> _Exercise details_
Identify each line below containing the string "this" and copy it.

> _Records supplied_
--

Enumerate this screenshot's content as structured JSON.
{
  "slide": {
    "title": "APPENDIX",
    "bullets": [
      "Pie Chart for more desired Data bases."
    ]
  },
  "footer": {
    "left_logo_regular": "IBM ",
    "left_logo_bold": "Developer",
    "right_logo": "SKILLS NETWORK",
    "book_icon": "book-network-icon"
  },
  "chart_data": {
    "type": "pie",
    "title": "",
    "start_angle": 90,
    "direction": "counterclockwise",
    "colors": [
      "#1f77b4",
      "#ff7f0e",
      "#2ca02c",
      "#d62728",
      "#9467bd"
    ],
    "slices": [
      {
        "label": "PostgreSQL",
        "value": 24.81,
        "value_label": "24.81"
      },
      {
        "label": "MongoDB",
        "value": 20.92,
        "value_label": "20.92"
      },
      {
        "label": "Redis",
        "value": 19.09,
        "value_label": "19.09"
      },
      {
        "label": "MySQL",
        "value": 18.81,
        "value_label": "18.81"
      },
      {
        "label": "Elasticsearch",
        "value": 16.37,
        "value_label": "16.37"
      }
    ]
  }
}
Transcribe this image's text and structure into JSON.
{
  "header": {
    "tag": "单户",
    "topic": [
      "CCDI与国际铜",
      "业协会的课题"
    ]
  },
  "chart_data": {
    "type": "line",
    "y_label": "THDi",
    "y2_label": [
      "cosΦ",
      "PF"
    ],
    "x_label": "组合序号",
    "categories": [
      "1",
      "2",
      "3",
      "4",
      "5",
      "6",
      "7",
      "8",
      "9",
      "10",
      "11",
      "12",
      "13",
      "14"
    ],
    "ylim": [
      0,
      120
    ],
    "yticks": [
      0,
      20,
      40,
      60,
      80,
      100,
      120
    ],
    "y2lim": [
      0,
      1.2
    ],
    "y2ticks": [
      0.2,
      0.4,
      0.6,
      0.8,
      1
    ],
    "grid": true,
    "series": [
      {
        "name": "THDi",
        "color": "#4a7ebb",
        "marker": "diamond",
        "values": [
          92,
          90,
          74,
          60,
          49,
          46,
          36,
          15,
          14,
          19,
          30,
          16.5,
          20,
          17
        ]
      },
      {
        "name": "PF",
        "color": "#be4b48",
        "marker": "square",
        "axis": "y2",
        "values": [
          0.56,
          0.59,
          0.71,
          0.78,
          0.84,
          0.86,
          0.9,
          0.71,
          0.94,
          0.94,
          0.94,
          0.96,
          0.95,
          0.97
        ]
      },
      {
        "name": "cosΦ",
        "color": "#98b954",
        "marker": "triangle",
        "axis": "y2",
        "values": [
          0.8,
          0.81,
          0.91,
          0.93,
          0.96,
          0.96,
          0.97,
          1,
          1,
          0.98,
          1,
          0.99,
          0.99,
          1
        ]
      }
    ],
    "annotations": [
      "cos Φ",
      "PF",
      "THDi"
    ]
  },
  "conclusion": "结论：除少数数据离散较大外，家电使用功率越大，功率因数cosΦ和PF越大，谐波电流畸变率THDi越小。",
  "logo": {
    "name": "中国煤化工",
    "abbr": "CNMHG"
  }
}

--

> _Exercise result_
Enumerate this screenshot's content as structured JSON.
Transcribe this image's text and structure into JSON.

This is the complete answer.